Exercise directions
Copy out all of the material exactly.

Supplied data
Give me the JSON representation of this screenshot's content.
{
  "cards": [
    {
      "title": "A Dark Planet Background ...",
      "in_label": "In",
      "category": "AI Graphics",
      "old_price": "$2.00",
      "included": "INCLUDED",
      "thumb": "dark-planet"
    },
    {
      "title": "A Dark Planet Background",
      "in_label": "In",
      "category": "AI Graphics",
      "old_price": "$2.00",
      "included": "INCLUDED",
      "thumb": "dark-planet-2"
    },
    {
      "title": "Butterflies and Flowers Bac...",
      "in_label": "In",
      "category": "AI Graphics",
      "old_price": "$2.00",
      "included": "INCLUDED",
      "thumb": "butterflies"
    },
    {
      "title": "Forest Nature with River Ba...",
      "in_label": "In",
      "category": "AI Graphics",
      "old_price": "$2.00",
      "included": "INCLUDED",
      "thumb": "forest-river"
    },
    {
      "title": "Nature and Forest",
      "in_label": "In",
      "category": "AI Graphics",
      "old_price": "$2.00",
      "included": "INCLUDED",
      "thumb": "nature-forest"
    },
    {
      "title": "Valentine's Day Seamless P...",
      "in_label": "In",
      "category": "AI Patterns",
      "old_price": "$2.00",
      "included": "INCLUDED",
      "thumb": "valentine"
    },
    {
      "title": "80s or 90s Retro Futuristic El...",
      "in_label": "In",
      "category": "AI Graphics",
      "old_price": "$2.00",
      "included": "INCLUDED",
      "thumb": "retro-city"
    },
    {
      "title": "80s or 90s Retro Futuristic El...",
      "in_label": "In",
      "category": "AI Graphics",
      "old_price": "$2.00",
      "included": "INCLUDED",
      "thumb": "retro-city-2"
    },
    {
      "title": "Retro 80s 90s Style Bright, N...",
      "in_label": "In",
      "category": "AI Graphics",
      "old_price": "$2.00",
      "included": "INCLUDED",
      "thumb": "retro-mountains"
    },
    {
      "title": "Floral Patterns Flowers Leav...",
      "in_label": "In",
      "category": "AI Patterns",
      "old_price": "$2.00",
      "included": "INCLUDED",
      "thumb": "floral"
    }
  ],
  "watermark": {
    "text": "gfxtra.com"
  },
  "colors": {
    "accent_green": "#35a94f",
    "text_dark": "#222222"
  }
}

Correct answer
Give me the JSON representation of this screenshot's content.
{
  "cards": [
    {
      "title": "A Dark Planet Background ...",
      "in_label": "In",
      "category": "AI Graphics",
      "old_price": "$2.00",
      "included": "INCLUDED",
      "thumb": "dark-planet"
    },
    {
      "title": "A Dark Planet Background",
      "in_label": "In",
      "category": "AI Graphics",
      "old_price": "$2.00",
      "included": "INCLUDED",
      "thumb": "dark-planet-2"
    },
    {
      "title": "Butterflies and Flowers Bac...",
      "in_label": "In",
      "category": "AI Graphics",
      "old_price": "$2.00",
      "included": "INCLUDED",
      "thumb": "butterflies"
    },
    {
      "title": "Forest Nature with River Ba...",
      "in_label": "In",
      "category": "AI Graphics",
      "old_price": "$2.00",
      "included": "INCLUDED",
      "thumb": "forest-river"
    },
    {
      "title": "Nature and Forest",
      "in_label": "In",
      "category": "AI Graphics",
      "old_price": "$2.00",
      "included": "INCLUDED",
      "thumb": "nature-forest"
    },
    {
      "title": "Valentine's Day Seamless P...",
      "in_label": "In",
      "category": "AI Patterns",
      "old_price": "$2.00",
      "included": "INCLUDED",
      "thumb": "valentine"
    },
    {
      "title": "80s or 90s Retro Futuristic El...",
      "in_label": "In",
      "category": "AI Graphics",
      "old_price": "$2.00",
      "included": "INCLUDED",
      "thumb": "retro-city"
    },
    {
      "title": "80s or 90s Retro Futuristic El...",
      "in_label": "In",
      "category": "AI Graphics",
      "old_price": "$2.00",
      "included": "INCLUDED",
      "thumb": "retro-city-2"
    },
    {
      "title": "Retro 80s 90s Style Bright, N...",
      "in_label": "In",
      "category": "AI Graphics",
      "old_price": "$2.00",
      "included": "INCLUDED",
      "thumb": "retro-mountains"
    },
    {
      "title": "Floral Patterns Flowers Leav...",
      "in_label": "In",
      "category": "AI Patterns",
      "old_price": "$2.00",
      "included": "INCLUDED",
      "thumb": "floral"
    }
  ],
  "watermark": {
    "text": "gfxtra.com"
  },
  "colors": {
    "accent_green": "#35a94f",
    "text_dark": "#222222"
  }
}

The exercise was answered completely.